Instruction ->
Quote verbatim the items that follow, beginning with the line containing "wind-arrow <box>664 346 692 356</box>" and continuing through the line containing "wind-arrow <box>928 310 957 320</box>", with both of those lines included.
┌─ Records for this task
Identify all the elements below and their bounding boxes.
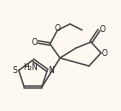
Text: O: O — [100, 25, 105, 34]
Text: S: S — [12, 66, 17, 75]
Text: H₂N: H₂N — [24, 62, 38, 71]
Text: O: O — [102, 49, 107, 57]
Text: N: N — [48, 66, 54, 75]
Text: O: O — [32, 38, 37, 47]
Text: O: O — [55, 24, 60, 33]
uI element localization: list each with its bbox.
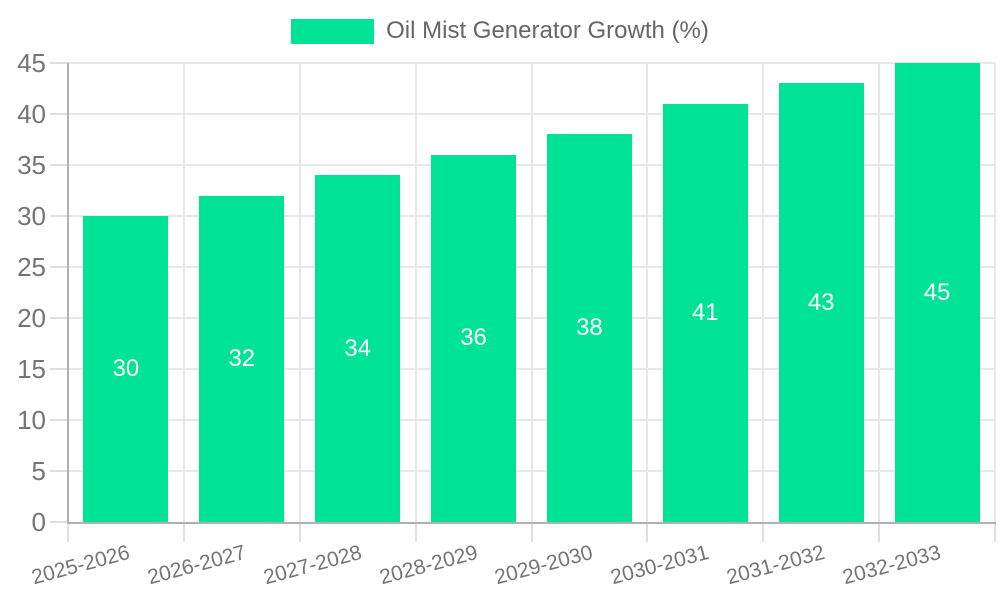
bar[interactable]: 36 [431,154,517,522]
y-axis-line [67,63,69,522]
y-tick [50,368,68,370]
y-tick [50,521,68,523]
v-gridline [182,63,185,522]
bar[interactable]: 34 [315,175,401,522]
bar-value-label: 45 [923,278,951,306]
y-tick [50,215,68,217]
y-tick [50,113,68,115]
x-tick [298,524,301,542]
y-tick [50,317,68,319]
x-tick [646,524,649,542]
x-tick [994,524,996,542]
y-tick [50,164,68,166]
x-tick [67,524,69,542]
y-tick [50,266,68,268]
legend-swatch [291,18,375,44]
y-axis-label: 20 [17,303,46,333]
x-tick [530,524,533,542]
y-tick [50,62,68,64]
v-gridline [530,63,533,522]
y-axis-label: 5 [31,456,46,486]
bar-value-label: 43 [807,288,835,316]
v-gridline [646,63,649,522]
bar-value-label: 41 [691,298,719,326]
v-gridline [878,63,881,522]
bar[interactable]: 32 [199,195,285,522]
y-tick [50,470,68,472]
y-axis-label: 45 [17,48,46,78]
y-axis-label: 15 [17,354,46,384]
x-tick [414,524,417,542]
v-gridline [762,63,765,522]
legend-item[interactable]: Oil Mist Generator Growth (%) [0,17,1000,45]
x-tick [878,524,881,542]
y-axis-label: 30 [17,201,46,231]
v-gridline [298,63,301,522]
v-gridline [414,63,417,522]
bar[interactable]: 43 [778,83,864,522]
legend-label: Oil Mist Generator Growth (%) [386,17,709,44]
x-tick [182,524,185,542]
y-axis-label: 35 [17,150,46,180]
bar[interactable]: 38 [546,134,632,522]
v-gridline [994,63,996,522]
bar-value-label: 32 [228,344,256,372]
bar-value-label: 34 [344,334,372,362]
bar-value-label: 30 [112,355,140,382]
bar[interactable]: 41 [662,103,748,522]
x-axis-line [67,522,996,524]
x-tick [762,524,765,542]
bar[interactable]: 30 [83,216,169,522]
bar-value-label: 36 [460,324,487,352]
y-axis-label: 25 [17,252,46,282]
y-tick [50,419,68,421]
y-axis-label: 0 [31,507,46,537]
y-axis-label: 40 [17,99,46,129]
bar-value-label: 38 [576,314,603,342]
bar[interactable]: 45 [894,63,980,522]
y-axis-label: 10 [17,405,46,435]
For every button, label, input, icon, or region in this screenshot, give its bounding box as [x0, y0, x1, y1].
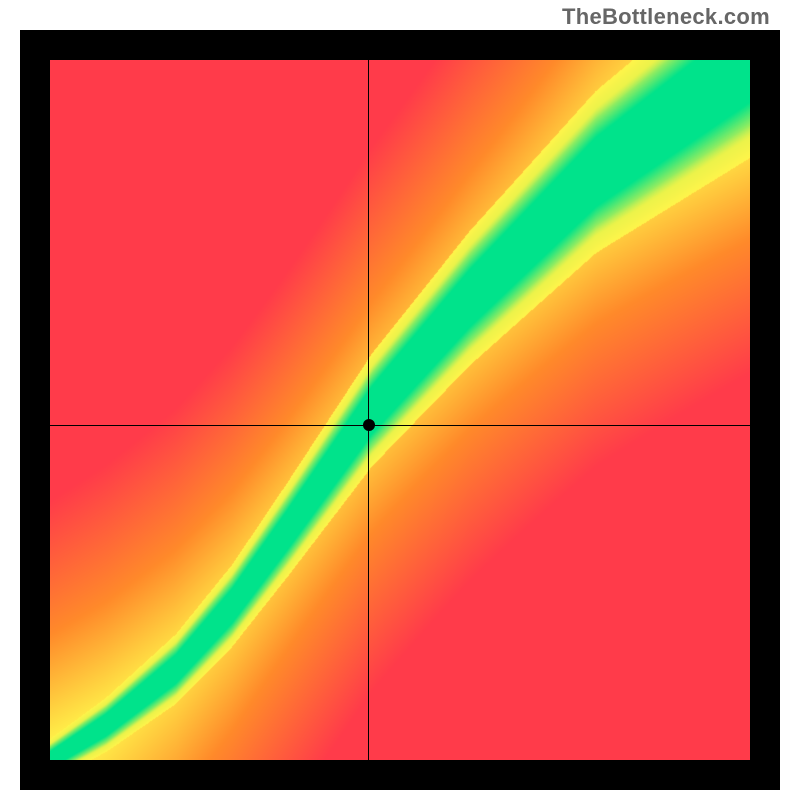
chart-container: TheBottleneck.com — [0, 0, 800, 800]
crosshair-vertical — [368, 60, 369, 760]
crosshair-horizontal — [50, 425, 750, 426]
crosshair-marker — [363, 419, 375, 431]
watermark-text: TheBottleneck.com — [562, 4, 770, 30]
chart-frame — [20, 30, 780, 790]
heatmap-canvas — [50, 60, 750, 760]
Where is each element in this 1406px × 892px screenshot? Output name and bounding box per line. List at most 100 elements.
└─
┌─ Records for this task
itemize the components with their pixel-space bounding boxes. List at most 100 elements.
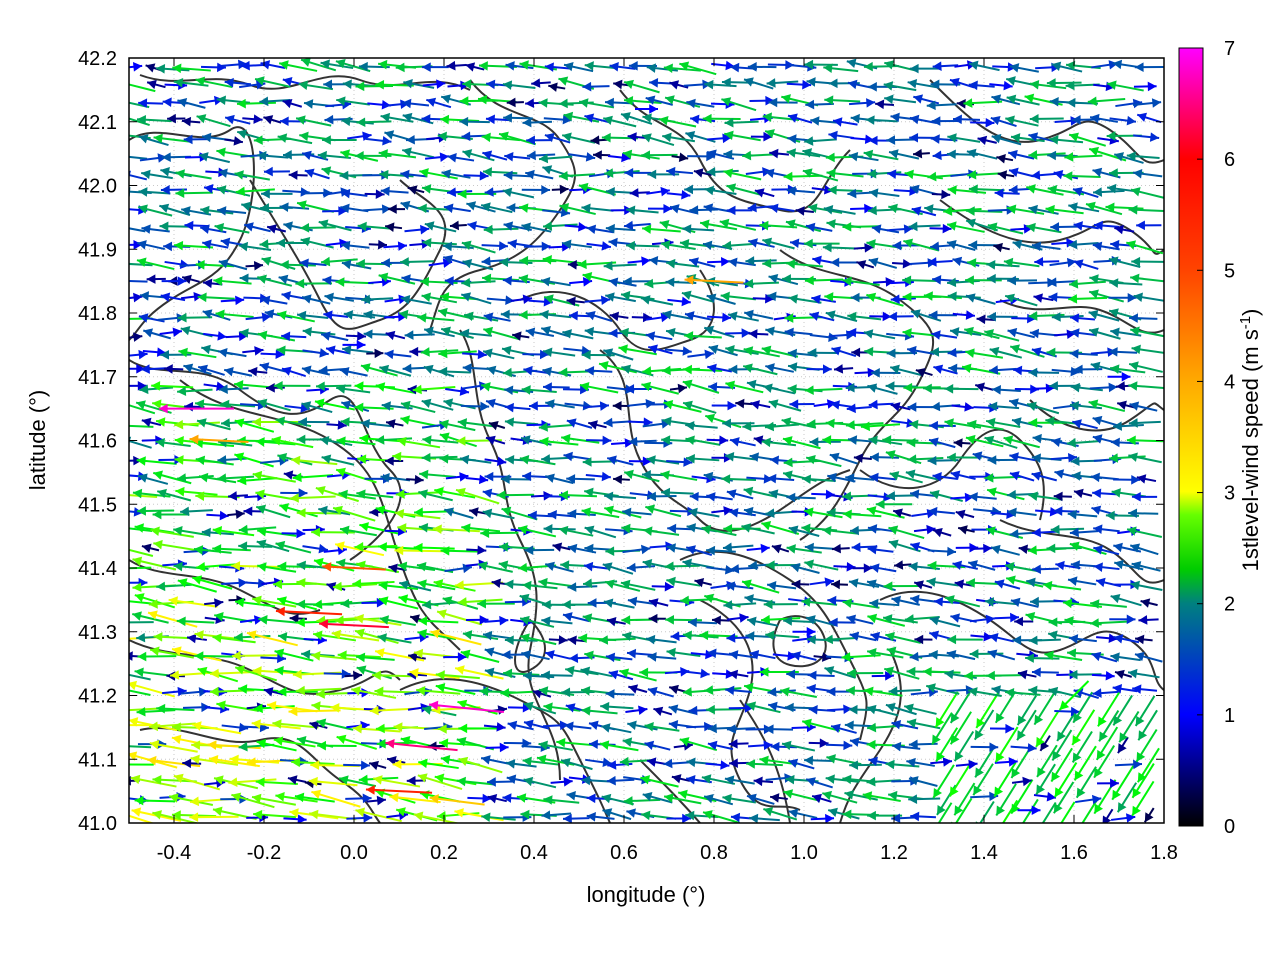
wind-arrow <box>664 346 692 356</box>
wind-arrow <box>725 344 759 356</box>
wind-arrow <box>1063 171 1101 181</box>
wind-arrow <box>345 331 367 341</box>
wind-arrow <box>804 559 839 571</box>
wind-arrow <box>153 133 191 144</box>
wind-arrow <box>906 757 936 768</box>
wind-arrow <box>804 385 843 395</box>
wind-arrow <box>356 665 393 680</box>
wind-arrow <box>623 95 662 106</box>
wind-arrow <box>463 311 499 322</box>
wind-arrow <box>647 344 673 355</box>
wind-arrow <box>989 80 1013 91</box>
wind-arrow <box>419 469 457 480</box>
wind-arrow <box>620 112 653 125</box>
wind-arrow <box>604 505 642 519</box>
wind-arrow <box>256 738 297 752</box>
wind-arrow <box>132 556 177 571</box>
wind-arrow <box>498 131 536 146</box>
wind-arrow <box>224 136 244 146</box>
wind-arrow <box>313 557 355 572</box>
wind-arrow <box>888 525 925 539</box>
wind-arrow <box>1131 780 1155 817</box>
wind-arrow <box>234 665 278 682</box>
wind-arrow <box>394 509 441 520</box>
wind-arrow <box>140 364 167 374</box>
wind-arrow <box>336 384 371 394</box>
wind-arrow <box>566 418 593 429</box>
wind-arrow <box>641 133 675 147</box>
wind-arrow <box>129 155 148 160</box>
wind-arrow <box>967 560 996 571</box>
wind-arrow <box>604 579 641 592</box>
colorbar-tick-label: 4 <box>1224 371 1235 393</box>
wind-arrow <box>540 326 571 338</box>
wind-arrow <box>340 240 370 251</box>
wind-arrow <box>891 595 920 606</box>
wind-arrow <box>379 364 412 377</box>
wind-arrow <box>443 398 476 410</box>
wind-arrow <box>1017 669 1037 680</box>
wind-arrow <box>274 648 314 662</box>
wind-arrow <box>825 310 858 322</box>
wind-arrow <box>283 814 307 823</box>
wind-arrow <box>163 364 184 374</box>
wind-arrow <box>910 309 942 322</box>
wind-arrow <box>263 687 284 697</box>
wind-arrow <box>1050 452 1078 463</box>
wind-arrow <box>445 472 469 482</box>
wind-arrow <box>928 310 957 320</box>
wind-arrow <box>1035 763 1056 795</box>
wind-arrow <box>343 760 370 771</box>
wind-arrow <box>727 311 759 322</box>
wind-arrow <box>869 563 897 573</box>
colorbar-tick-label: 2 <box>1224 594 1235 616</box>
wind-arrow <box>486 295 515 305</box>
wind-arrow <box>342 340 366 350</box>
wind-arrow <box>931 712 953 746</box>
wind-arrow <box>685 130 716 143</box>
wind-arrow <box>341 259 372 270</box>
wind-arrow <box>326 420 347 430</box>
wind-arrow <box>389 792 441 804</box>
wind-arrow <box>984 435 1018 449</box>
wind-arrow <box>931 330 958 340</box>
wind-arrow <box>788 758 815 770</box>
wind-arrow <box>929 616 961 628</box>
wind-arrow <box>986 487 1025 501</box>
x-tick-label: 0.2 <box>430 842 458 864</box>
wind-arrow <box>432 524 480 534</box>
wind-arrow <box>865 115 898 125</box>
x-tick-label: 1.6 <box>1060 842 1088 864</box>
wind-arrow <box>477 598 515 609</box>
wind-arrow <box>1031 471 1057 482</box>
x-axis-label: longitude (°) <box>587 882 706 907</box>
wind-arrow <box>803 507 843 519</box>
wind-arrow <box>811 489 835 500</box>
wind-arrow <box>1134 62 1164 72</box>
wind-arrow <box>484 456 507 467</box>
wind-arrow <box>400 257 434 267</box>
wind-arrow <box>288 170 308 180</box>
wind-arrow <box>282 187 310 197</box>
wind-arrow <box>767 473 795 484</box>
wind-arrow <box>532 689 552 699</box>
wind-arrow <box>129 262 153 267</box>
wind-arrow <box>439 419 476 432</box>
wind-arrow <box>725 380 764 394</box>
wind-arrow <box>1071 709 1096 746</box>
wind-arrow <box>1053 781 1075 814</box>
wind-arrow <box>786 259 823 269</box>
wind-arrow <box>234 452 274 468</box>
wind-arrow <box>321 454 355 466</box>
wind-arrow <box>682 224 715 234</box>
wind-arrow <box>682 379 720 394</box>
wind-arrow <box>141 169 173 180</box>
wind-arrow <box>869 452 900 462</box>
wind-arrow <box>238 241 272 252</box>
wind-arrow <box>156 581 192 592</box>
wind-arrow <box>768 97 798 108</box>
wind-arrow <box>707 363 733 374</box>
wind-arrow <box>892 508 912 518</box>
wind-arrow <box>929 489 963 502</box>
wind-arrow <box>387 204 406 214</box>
└─
Answer to the task ->
wind-arrow <box>664 346 692 356</box>
wind-arrow <box>725 344 759 356</box>
wind-arrow <box>1063 171 1101 181</box>
wind-arrow <box>345 331 367 341</box>
wind-arrow <box>804 559 839 571</box>
wind-arrow <box>153 133 191 144</box>
wind-arrow <box>906 757 936 768</box>
wind-arrow <box>804 385 843 395</box>
wind-arrow <box>356 665 393 680</box>
wind-arrow <box>623 95 662 106</box>
wind-arrow <box>463 311 499 322</box>
wind-arrow <box>647 344 673 355</box>
wind-arrow <box>989 80 1013 91</box>
wind-arrow <box>419 469 457 480</box>
wind-arrow <box>620 112 653 125</box>
wind-arrow <box>604 505 642 519</box>
wind-arrow <box>256 738 297 752</box>
wind-arrow <box>132 556 177 571</box>
wind-arrow <box>498 131 536 146</box>
wind-arrow <box>224 136 244 146</box>
wind-arrow <box>313 557 355 572</box>
wind-arrow <box>888 525 925 539</box>
wind-arrow <box>1131 780 1155 817</box>
wind-arrow <box>234 665 278 682</box>
wind-arrow <box>394 509 441 520</box>
wind-arrow <box>140 364 167 374</box>
wind-arrow <box>336 384 371 394</box>
wind-arrow <box>566 418 593 429</box>
wind-arrow <box>641 133 675 147</box>
wind-arrow <box>129 155 148 160</box>
wind-arrow <box>967 560 996 571</box>
wind-arrow <box>604 579 641 592</box>
colorbar-tick-label: 4 <box>1224 371 1235 393</box>
wind-arrow <box>540 326 571 338</box>
wind-arrow <box>340 240 370 251</box>
wind-arrow <box>891 595 920 606</box>
wind-arrow <box>379 364 412 377</box>
wind-arrow <box>443 398 476 410</box>
wind-arrow <box>1017 669 1037 680</box>
wind-arrow <box>274 648 314 662</box>
wind-arrow <box>825 310 858 322</box>
wind-arrow <box>283 814 307 823</box>
wind-arrow <box>163 364 184 374</box>
wind-arrow <box>910 309 942 322</box>
wind-arrow <box>263 687 284 697</box>
wind-arrow <box>1050 452 1078 463</box>
wind-arrow <box>445 472 469 482</box>
wind-arrow <box>928 310 957 320</box>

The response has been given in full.